— Set task —
Review the material and extract every line in which the word "holdout" occurs.

— Exercise input —
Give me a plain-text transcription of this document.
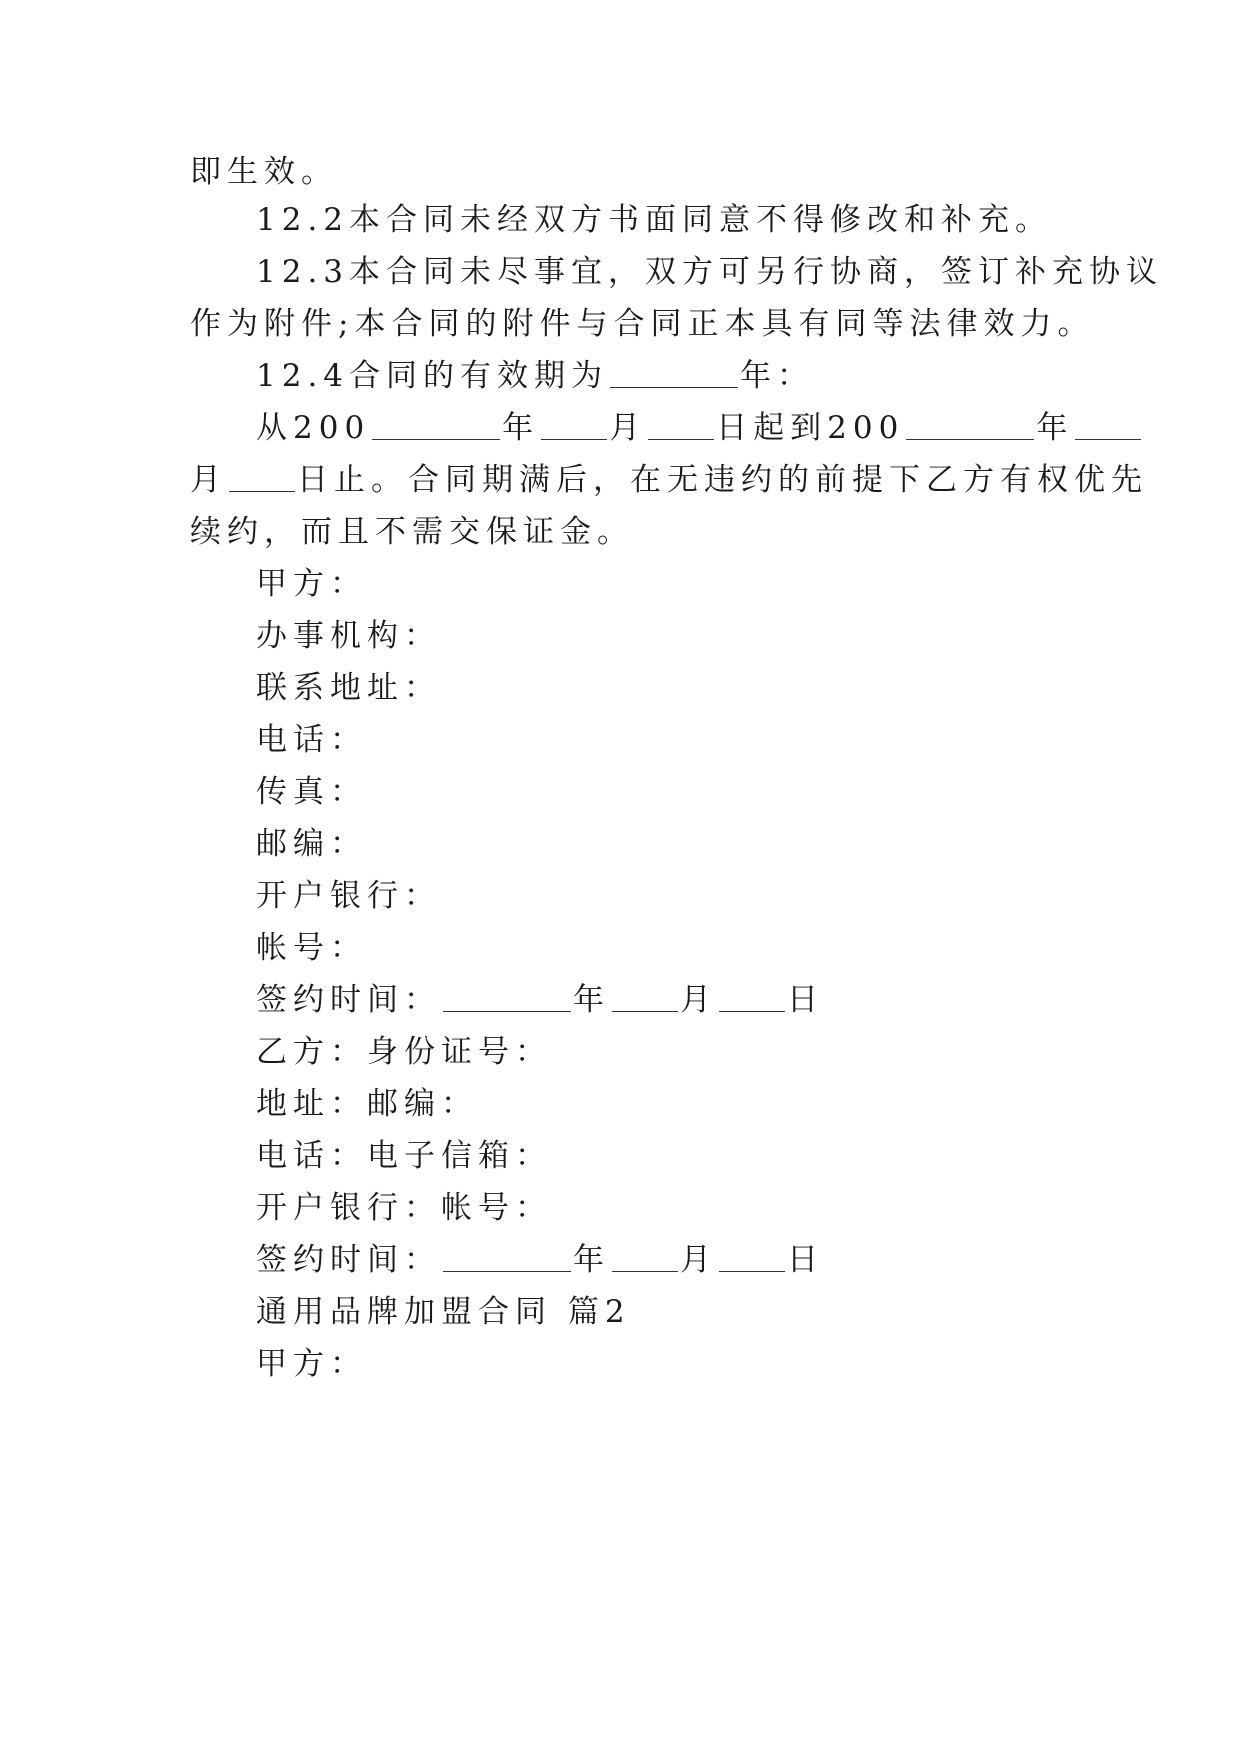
即生效。
12.2本合同未经双方书面同意不得修改和补充。
12.3本合同未尽事宜，双方可另行协商，签订补充协议
作为附件;本合同的附件与合同正本具有同等法律效力。
12.4合同的有效期为	年：
从200	年 月 日起到200	年
月 日止。合同期满后，在无违约的前提下乙方有权优先
续约，而且不需交保证金。
甲方：
办事机构：
联系地址：
电话：
传真：
邮编：
开户银行：
帐号：
签约时间：	年 月 日
乙方：身份证号：
地址：邮编：
电话：电子信箱：
开户银行：帐号：
签约时间：	年 月 日
通用品牌加盟合同 篇2
甲方：
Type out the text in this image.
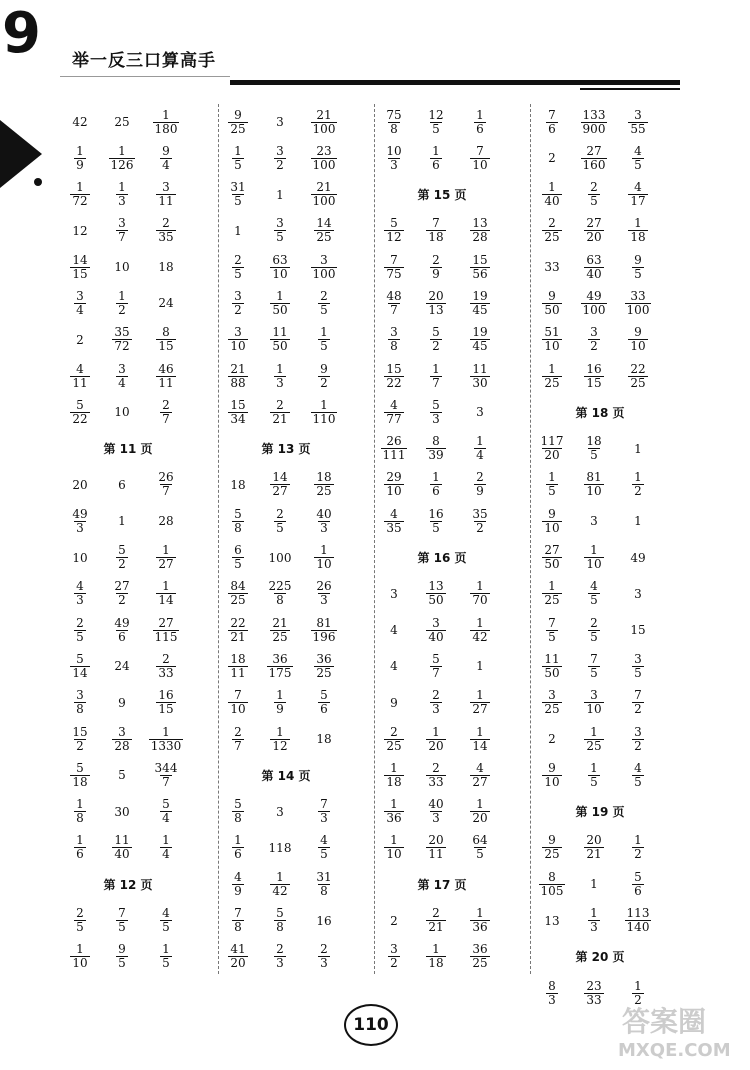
9 举一反三口算高手
42	25	$\frac{1}{180}$
$\frac{1}{9} \frac{1}{126} \frac{9}{4}$
$\frac{1}{72} \frac{1}{3} \frac{3}{11}$
12	$\frac{3}{7} \frac{2}{35}$
$\frac{14}{15}$	10	18
$\frac{3}{4}$	$\frac{1}{2}$	24
2	$\frac{35}{72} \frac{8}{15}$
$\frac{4}{11} \frac{3}{4} \frac{46}{11}$
$\frac{5}{22}$	10	$\frac{2}{7}$
第 11 页
20	6	$\frac{26}{7}$
$\frac{49}{3}$	1	28
10	$\frac{5}{2} \frac{1}{27}$
$\frac{4}{3} \frac{27}{2} \frac{1}{14}$
$\frac{2}{5} \frac{49}{6} \frac{27}{115}$
$\frac{5}{14}$	24	$\frac{2}{33}$
$\frac{3}{8}$	9	$\frac{16}{15}$
$\frac{15}{2} \frac{3}{28} \frac{1}{1330}$
$\frac{5}{18}$	5	$\frac{344}{7}$
$\frac{1}{8}$	30	$\frac{5}{4}$
$\frac{1}{6} \frac{11}{40} \frac{1}{4}$
第 12 页
$\frac{2}{5}$	$\frac{7}{5}$	$\frac{4}{5}$
$\frac{1}{10} \frac{9}{5}$	$\frac{1}{5}$
$\frac{9}{25}$	3	$\frac{21}{100}$
$\frac{1}{5}$	$\frac{3}{2} \frac{23}{100}$
$\frac{31}{5}$	1	$\frac{21}{100}$
1	$\frac{3}{5} \frac{14}{25}$
$\frac{2}{5} \frac{63}{10} \frac{3}{100}$
$\frac{3}{2} \frac{1}{50} \frac{2}{5}$
$\frac{3}{10} \frac{11}{50} \frac{1}{5}$
$\frac{21}{88} \frac{1}{3}$	$\frac{9}{2}$
$\frac{15}{34} \frac{2}{21} \frac{1}{110}$
第 13 页
18	$\frac{14}{27} \frac{18}{25}$
$\frac{5}{8}$	$\frac{2}{5} \frac{40}{3}$
$\frac{6}{5}$	100	$\frac{1}{10}$
$\frac{84}{25} \frac{225}{8} \frac{26}{3}$
$\frac{22}{21} \frac{21}{25} \frac{81}{196}$
$\frac{18}{11} \frac{36}{175} \frac{36}{25}$
$\frac{7}{10} \frac{1}{9}$	$\frac{5}{6}$
$\frac{2}{7} \frac{1}{12}$	18
第 14 页
$\frac{5}{8}$	3	$\frac{7}{3}$
$\frac{1}{6}$	118	$\frac{4}{5}$
$\frac{4}{9} \frac{1}{42} \frac{31}{8}$
$\frac{7}{8}$	$\frac{5}{8}$	16
$\frac{41}{20} \frac{2}{3}$	$\frac{2}{3}$
$\frac{75}{8} \frac{12}{5} \frac{1}{6}$
$\frac{10}{3} \frac{1}{6} \frac{7}{10}$
第 15 页
$\frac{5}{12} \frac{7}{18} \frac{13}{28}$
$\frac{7}{75} \frac{2}{9} \frac{15}{56}$
$\frac{48}{7} \frac{20}{13} \frac{19}{45}$
$\frac{3}{8}$	$\frac{5}{2} \frac{19}{45}$
$\frac{15}{22} \frac{1}{7} \frac{11}{30}$
$\frac{4}{77} \frac{5}{3}$	3
$\frac{26}{111} \frac{8}{39} \frac{1}{4}$
$\frac{29}{10} \frac{1}{6}$	$\frac{2}{9}$
$\frac{4}{35} \frac{16}{5} \frac{35}{2}$
第 16 页
3	$\frac{13}{50} \frac{1}{70}$
4	$\frac{3}{40} \frac{1}{42}$
4	$\frac{5}{7}$	1
9	$\frac{2}{3} \frac{1}{27}$
$\frac{2}{25} \frac{1}{20} \frac{1}{14}$
$\frac{1}{18} \frac{2}{33} \frac{4}{27}$
$\frac{1}{36} \frac{40}{3} \frac{1}{20}$
$\frac{1}{10} \frac{20}{11} \frac{64}{5}$
第 17 页
2	$\frac{2}{21} \frac{1}{36}$
$\frac{3}{2} \frac{1}{18} \frac{36}{25}$
$\frac{7}{6} \frac{133}{900} \frac{3}{55}$
2	$\frac{27}{160} \frac{4}{5}$
$\frac{1}{40} \frac{2}{5} \frac{4}{17}$
$\frac{2}{25} \frac{27}{20} \frac{1}{18}$
33	$\frac{63}{40} \frac{9}{5}$
$\frac{9}{50} \frac{49}{100} \frac{33}{100}$
$\frac{51}{10} \frac{3}{2} \frac{9}{10}$
$\frac{1}{25} \frac{16}{15} \frac{22}{25}$
第 18 页
$\frac{117}{20} \frac{18}{5}$	1
$\frac{1}{5} \frac{81}{10} \frac{1}{2}$
$\frac{9}{10}$	3	1
$\frac{27}{50} \frac{1}{10}$	49
$\frac{1}{25} \frac{4}{5}$	3
$\frac{7}{5}$	$\frac{2}{5}$	15
$\frac{11}{50} \frac{7}{5}$	$\frac{3}{5}$
$\frac{3}{25} \frac{3}{10} \frac{7}{2}$
2	$\frac{1}{25} \frac{3}{2}$
$\frac{9}{10} \frac{1}{5}$	$\frac{4}{5}$
第 19 页
$\frac{9}{25} \frac{20}{21} \frac{1}{2}$
$\frac{8}{105}$	1	$\frac{5}{6}$
13	$\frac{1}{3} \frac{113}{140}$
第 20 页
$\frac{8}{3} \frac{23}{33} \frac{1}{2}$
110	答案圈
MXQE.COM
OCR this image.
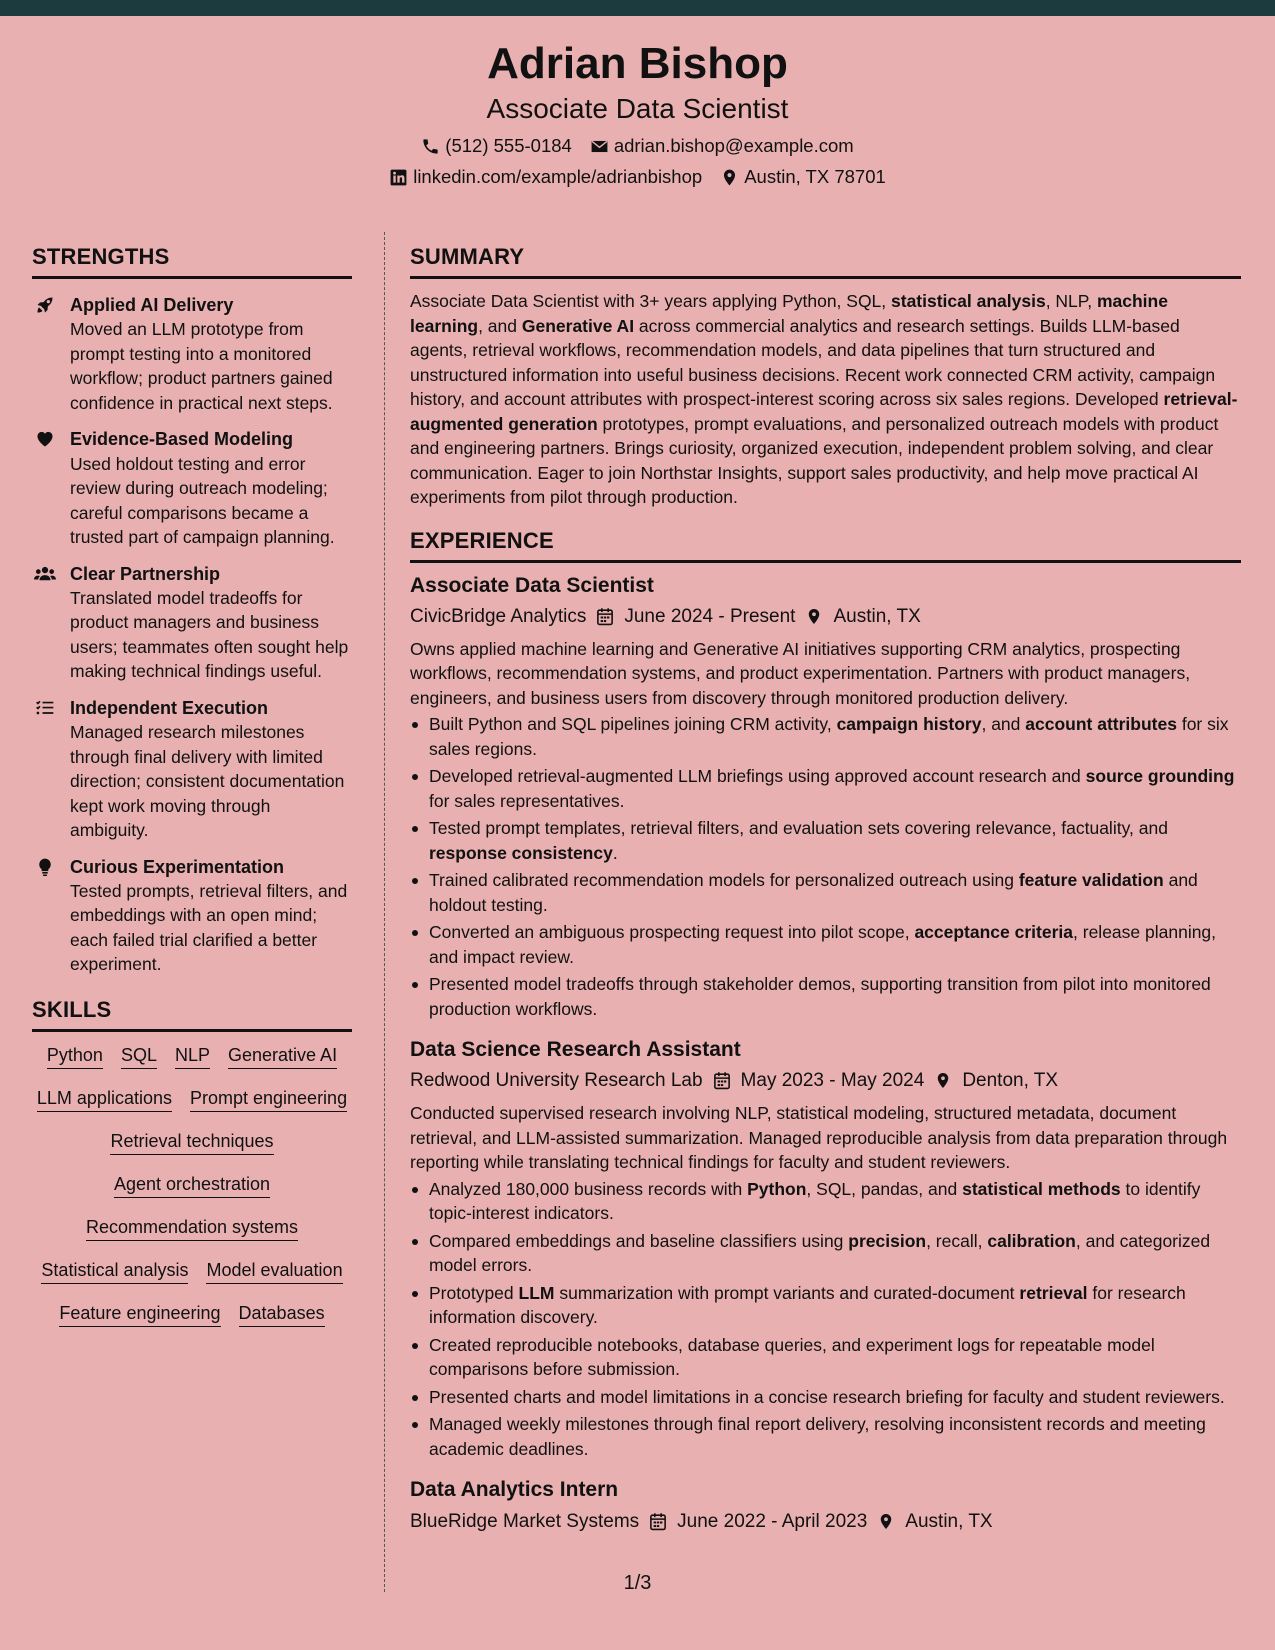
Adrian Bishop
Associate Data Scientist
(512) 555-0184 adrian.bishop@example.com
linkedin.com/example/adrianbishop Austin, TX 78701
STRENGTHS
Applied AI Delivery
Moved an LLM prototype from prompt testing into a monitored workflow; product partners gained confidence in practical next steps.
Evidence-Based Modeling
Used holdout testing and error review during outreach modeling; careful comparisons became a trusted part of campaign planning.
Clear Partnership
Translated model tradeoffs for product managers and business users; teammates often sought help making technical findings useful.
Independent Execution
Managed research milestones through final delivery with limited direction; consistent documentation kept work moving through ambiguity.
Curious Experimentation
Tested prompts, retrieval filters, and embeddings with an open mind; each failed trial clarified a better experiment.
SKILLS
Python SQL NLP Generative AI
LLM applications Prompt engineering
Retrieval techniques
Agent orchestration
Recommendation systems
Statistical analysis Model evaluation
Feature engineering Databases
SUMMARY
Associate Data Scientist with 3+ years applying Python, SQL, statistical analysis, NLP, machine learning, and Generative AI across commercial analytics and research settings. Builds LLM-based agents, retrieval workflows, recommendation models, and data pipelines that turn structured and unstructured information into useful business decisions. Recent work connected CRM activity, campaign history, and account attributes with prospect-interest scoring across six sales regions. Developed retrieval-augmented generation prototypes, prompt evaluations, and personalized outreach models with product and engineering partners. Brings curiosity, organized execution, independent problem solving, and clear communication. Eager to join Northstar Insights, support sales productivity, and help move practical AI experiments from pilot through production.
EXPERIENCE
Associate Data Scientist
CivicBridge Analytics June 2024 - Present Austin, TX
Owns applied machine learning and Generative AI initiatives supporting CRM analytics, prospecting workflows, recommendation systems, and product experimentation. Partners with product managers, engineers, and business users from discovery through monitored production delivery.
Built Python and SQL pipelines joining CRM activity, campaign history, and account attributes for six sales regions.
Developed retrieval-augmented LLM briefings using approved account research and source grounding for sales representatives.
Tested prompt templates, retrieval filters, and evaluation sets covering relevance, factuality, and response consistency.
Trained calibrated recommendation models for personalized outreach using feature validation and holdout testing.
Converted an ambiguous prospecting request into pilot scope, acceptance criteria, release planning, and impact review.
Presented model tradeoffs through stakeholder demos, supporting transition from pilot into monitored production workflows.
Data Science Research Assistant
Redwood University Research Lab May 2023 - May 2024 Denton, TX
Conducted supervised research involving NLP, statistical modeling, structured metadata, document retrieval, and LLM-assisted summarization. Managed reproducible analysis from data preparation through reporting while translating technical findings for faculty and student reviewers.
Analyzed 180,000 business records with Python, SQL, pandas, and statistical methods to identify topic-interest indicators.
Compared embeddings and baseline classifiers using precision, recall, calibration, and categorized model errors.
Prototyped LLM summarization with prompt variants and curated-document retrieval for research information discovery.
Created reproducible notebooks, database queries, and experiment logs for repeatable model comparisons before submission.
Presented charts and model limitations in a concise research briefing for faculty and student reviewers.
Managed weekly milestones through final report delivery, resolving inconsistent records and meeting academic deadlines.
Data Analytics Intern
BlueRidge Market Systems June 2022 - April 2023 Austin, TX
1/3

— Response to this exercise —
Used holdout testing and error review during outreach modeling; careful comparisons became a trusted part of campaign planning.
Trained calibrated recommendation models for personalized outreach using feature validation and holdout testing.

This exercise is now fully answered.